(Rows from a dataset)
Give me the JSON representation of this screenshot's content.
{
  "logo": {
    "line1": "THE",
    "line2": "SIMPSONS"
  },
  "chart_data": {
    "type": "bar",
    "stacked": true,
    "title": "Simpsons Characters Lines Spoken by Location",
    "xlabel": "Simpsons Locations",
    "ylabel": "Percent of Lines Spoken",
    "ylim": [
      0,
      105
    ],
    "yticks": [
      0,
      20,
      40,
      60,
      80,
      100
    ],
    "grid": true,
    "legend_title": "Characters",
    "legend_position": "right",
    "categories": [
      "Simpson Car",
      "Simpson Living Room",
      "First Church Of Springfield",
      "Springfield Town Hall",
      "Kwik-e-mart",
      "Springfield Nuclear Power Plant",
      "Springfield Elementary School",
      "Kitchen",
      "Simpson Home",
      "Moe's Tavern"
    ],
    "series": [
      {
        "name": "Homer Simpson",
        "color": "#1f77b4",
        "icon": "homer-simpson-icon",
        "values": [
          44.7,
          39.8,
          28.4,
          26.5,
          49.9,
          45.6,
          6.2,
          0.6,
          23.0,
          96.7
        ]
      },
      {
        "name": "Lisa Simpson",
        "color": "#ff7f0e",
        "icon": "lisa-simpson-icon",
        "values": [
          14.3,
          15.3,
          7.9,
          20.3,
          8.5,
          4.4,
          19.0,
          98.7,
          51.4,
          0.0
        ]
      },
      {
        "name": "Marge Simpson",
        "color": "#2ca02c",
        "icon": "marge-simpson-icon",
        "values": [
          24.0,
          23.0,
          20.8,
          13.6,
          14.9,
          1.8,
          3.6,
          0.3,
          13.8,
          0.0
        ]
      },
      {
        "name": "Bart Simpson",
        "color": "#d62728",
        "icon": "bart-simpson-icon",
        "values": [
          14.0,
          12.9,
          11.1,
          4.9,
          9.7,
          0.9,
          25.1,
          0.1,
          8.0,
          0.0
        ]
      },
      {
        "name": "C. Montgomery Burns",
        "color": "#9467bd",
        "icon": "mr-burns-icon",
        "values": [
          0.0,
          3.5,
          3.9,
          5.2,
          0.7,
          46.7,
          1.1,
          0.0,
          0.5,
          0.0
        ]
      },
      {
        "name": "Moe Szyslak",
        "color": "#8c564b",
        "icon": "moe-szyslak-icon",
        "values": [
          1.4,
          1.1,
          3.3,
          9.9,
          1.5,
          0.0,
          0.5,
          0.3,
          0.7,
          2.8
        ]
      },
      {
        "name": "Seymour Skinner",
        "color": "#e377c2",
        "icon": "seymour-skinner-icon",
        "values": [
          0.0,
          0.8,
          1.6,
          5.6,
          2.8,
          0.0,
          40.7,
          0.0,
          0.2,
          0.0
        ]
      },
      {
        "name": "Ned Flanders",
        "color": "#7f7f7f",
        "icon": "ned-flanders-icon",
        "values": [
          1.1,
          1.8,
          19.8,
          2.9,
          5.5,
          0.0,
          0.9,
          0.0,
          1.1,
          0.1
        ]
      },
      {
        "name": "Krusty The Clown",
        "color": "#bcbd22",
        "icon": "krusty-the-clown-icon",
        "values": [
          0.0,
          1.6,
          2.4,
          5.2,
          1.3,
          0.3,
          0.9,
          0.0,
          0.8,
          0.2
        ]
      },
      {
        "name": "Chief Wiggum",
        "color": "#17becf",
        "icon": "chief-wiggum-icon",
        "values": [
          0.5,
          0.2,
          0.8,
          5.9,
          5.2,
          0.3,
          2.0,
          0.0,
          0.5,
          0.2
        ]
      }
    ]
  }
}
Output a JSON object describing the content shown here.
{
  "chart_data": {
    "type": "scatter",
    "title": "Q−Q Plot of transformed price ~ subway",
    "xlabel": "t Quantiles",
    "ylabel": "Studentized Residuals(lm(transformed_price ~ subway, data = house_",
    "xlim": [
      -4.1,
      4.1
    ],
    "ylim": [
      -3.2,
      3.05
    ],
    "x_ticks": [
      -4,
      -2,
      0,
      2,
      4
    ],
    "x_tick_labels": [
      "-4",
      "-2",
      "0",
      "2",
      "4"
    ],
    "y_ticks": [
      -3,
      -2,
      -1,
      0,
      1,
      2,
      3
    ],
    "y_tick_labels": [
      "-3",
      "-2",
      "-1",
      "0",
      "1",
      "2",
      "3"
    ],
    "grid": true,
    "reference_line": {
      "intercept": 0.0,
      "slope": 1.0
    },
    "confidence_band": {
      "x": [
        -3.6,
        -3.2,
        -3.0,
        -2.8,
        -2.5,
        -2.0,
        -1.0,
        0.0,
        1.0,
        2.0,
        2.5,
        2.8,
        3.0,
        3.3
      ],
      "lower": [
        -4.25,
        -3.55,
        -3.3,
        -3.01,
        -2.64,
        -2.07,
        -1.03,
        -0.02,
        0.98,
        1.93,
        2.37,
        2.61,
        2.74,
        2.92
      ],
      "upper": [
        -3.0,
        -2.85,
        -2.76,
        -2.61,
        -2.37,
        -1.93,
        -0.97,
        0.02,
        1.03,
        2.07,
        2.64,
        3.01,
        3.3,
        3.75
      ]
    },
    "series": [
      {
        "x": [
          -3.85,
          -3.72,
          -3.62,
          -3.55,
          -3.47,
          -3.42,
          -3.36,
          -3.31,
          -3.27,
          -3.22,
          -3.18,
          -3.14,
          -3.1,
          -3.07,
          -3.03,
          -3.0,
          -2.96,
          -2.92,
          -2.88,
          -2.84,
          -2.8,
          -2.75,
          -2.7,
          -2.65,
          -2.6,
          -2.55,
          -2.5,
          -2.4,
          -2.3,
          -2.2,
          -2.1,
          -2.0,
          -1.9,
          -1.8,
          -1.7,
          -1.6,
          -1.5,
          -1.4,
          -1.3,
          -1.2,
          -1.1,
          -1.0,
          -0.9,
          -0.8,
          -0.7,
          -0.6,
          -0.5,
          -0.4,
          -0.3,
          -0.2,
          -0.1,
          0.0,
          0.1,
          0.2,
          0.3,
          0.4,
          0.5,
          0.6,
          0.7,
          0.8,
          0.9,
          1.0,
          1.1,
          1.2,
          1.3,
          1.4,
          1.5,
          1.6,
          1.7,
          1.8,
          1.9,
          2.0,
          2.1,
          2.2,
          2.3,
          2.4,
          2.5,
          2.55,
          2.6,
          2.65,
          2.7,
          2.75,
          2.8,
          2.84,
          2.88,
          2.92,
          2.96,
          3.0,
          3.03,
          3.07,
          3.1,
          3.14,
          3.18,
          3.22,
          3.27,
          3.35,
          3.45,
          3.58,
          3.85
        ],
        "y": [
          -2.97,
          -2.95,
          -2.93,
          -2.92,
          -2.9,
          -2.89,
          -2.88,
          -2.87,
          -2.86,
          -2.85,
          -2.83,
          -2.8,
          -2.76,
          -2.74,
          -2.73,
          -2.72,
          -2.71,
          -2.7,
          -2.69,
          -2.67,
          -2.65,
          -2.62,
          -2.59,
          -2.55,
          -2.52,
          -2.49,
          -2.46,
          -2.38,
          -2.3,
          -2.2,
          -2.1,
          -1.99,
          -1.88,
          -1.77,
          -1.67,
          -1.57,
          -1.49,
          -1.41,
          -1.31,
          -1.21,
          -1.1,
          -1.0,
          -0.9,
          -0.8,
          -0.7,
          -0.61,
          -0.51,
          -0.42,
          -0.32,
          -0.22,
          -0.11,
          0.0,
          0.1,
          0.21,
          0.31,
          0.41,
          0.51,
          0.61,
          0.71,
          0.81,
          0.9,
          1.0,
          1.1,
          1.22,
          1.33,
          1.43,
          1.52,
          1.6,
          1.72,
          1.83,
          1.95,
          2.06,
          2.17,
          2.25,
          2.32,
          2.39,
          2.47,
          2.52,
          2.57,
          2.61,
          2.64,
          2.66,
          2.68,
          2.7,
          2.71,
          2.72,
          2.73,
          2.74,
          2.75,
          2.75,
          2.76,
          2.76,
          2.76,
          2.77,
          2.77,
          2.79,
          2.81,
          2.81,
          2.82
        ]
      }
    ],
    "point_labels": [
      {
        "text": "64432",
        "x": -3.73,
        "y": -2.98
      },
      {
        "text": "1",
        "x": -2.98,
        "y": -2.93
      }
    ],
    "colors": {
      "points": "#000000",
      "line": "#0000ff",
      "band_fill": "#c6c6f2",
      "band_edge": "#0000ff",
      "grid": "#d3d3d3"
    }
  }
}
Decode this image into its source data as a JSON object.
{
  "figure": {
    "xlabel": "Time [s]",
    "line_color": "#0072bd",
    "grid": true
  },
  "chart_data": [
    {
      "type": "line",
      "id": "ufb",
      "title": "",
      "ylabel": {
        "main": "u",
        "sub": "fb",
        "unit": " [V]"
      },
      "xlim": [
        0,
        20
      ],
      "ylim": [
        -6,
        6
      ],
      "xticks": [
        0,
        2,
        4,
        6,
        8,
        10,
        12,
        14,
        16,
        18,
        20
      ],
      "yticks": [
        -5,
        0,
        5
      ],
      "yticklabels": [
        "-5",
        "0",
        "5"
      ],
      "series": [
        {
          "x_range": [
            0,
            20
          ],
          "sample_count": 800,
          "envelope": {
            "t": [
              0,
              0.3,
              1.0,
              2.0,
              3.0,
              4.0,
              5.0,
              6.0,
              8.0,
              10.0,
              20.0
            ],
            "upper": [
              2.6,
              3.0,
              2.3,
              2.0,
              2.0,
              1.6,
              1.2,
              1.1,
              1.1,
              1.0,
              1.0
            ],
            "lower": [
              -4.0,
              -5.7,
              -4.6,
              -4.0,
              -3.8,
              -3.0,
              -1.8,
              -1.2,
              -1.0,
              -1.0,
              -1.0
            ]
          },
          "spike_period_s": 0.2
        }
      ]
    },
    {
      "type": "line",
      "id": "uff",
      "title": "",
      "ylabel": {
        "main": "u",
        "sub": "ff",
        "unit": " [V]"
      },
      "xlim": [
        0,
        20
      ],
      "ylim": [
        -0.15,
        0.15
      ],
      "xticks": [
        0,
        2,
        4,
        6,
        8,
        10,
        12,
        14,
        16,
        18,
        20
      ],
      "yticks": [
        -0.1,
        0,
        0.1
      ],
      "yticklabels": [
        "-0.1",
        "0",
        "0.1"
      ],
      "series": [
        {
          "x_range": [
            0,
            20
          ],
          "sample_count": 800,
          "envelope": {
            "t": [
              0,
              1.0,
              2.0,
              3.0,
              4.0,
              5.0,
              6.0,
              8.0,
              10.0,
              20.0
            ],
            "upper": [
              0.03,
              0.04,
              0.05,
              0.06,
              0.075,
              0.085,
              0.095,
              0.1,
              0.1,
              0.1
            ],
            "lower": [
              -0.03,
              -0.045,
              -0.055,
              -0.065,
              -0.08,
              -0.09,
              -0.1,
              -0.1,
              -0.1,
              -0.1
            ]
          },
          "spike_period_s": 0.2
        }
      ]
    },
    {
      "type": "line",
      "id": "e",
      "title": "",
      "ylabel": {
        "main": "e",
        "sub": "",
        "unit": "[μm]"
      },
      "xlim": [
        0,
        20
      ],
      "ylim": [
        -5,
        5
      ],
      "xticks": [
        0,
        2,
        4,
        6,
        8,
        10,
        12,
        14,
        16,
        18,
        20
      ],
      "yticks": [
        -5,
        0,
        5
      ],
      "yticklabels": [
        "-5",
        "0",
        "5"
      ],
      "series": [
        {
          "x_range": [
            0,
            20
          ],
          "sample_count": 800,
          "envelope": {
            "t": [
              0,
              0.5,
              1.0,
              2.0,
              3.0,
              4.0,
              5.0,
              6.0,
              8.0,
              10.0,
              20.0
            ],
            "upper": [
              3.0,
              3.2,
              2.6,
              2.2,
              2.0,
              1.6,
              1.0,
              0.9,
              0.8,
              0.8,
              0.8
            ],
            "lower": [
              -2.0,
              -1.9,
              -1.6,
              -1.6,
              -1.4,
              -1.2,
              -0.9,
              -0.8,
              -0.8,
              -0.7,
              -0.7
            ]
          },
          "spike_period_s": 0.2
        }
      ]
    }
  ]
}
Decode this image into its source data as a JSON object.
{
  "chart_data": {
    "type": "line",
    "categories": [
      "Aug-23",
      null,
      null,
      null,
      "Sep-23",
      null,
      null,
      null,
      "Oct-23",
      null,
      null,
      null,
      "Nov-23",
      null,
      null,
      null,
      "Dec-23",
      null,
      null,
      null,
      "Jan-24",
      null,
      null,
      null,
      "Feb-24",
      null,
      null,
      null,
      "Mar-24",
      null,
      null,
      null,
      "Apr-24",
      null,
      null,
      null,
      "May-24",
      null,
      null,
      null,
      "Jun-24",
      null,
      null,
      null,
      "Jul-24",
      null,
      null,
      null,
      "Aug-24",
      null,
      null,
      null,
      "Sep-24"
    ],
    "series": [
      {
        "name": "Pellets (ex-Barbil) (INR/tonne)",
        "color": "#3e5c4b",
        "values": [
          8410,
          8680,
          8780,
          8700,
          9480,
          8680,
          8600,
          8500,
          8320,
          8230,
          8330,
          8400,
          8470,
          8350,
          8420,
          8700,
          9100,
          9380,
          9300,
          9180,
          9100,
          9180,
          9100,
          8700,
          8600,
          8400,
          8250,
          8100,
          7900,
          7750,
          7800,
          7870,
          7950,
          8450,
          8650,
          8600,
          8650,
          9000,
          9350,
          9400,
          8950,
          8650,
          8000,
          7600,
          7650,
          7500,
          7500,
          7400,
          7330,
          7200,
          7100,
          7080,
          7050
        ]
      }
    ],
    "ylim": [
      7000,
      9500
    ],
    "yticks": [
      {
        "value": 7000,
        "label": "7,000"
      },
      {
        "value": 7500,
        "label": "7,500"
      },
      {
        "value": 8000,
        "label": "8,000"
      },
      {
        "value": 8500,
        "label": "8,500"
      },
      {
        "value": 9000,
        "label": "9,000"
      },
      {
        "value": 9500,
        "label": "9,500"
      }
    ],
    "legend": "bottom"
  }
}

● AIM OF THE EXERCISE: Check each line above for the word "icon" and say how many have it, with nothing else.

● REPLY TO THE EXERCISE: 10